## Exercise data
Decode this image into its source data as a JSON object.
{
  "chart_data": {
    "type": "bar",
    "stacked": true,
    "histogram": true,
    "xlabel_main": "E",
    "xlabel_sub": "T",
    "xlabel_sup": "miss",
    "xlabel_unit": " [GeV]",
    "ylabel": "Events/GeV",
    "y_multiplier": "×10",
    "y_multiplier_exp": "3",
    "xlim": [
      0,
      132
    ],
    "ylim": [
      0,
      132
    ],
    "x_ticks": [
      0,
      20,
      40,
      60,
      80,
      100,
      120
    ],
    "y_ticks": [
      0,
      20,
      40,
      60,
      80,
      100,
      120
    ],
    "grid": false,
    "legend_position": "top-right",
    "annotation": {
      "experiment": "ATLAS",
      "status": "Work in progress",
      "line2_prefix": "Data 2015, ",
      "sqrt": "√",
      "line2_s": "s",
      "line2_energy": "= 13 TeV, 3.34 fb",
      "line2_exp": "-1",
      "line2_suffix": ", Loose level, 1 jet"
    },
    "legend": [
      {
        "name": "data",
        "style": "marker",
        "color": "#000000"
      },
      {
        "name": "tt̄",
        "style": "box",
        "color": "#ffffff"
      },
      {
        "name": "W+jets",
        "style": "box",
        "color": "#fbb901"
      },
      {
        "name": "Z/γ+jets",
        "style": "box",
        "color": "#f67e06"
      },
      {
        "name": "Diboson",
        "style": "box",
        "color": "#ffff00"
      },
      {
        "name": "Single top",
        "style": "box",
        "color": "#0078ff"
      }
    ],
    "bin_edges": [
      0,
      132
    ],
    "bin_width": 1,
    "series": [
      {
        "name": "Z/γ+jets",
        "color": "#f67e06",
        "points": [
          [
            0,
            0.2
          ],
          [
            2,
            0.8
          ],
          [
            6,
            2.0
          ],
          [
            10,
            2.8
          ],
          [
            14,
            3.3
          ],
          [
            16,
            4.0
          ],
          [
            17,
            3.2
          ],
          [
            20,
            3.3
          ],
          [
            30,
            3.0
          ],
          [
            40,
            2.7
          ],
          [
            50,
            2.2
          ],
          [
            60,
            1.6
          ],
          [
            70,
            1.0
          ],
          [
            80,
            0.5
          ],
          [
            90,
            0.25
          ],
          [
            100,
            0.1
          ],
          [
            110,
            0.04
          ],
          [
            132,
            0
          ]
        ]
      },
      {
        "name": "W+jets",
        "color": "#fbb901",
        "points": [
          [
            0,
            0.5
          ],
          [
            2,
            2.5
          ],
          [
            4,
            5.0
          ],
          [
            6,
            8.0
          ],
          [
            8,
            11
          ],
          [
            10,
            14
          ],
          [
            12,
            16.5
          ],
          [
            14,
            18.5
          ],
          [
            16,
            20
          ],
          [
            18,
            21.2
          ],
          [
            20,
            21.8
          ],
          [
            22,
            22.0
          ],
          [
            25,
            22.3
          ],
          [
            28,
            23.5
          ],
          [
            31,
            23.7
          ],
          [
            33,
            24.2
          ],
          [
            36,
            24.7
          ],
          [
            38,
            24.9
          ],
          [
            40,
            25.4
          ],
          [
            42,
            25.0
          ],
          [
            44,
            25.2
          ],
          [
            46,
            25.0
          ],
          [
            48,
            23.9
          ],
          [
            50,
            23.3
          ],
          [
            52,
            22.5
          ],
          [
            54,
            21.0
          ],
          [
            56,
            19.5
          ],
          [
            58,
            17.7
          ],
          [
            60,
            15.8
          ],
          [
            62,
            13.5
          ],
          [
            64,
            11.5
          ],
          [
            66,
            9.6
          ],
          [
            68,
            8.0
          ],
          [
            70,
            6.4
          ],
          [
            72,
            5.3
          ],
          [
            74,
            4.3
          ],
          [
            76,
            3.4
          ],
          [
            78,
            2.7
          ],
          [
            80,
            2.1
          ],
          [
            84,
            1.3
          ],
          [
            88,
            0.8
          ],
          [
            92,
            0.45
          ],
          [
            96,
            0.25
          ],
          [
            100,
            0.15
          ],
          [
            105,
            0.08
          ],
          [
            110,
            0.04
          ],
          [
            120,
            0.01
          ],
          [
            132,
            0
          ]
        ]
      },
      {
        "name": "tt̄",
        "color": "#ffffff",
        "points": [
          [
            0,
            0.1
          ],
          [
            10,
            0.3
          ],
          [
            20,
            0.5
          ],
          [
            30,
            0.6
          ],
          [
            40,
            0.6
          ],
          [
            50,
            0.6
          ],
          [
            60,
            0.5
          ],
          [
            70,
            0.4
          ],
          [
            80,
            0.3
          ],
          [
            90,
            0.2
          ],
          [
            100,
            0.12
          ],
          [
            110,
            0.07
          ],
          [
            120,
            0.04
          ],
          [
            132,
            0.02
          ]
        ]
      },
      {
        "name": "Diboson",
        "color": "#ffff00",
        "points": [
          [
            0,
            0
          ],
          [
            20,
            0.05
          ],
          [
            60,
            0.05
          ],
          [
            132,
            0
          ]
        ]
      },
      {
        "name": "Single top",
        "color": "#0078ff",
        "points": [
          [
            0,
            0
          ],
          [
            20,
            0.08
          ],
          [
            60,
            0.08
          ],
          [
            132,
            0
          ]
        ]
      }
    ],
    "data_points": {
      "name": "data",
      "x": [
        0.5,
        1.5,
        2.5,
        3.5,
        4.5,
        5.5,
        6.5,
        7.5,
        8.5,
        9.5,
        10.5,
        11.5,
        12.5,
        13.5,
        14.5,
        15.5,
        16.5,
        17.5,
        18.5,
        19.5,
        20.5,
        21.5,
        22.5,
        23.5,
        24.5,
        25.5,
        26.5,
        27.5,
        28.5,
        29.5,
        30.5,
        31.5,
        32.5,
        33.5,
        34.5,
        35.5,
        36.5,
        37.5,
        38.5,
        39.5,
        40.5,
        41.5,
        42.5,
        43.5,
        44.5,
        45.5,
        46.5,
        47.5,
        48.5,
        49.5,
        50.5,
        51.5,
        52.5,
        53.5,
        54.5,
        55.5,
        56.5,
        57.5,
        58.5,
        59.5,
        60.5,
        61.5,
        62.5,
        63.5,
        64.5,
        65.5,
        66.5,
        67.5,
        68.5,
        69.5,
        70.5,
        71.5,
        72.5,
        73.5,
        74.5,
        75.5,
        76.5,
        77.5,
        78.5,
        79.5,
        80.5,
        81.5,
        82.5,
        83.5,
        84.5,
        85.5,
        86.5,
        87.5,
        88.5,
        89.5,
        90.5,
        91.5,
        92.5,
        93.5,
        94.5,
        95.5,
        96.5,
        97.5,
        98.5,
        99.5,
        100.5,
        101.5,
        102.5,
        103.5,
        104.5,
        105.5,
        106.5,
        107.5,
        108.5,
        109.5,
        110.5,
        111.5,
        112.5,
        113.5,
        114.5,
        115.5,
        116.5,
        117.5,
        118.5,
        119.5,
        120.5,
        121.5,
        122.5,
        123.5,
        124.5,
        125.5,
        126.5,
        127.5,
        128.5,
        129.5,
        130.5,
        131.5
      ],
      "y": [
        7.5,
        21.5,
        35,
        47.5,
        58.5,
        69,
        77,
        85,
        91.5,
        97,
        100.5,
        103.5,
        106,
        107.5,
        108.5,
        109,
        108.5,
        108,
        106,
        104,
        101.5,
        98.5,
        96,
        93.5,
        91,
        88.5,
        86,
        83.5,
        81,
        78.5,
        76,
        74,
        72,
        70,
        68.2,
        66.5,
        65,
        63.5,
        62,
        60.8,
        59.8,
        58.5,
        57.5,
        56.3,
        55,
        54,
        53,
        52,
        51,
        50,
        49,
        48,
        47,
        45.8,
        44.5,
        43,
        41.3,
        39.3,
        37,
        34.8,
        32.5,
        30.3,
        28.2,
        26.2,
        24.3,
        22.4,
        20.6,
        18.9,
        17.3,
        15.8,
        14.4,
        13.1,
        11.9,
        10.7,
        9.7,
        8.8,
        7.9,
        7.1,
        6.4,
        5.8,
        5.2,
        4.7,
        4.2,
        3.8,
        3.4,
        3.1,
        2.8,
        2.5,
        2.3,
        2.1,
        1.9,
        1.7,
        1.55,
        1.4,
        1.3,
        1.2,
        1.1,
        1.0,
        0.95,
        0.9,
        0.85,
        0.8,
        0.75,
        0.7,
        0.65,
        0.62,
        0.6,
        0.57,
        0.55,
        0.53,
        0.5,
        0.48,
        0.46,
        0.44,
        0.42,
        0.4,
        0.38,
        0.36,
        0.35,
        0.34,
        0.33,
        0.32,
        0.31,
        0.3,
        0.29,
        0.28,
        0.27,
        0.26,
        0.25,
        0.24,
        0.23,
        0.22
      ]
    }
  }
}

## Given request
Counting only lines of the data above that hold "color", report the total and nothing else.

## Task answer
11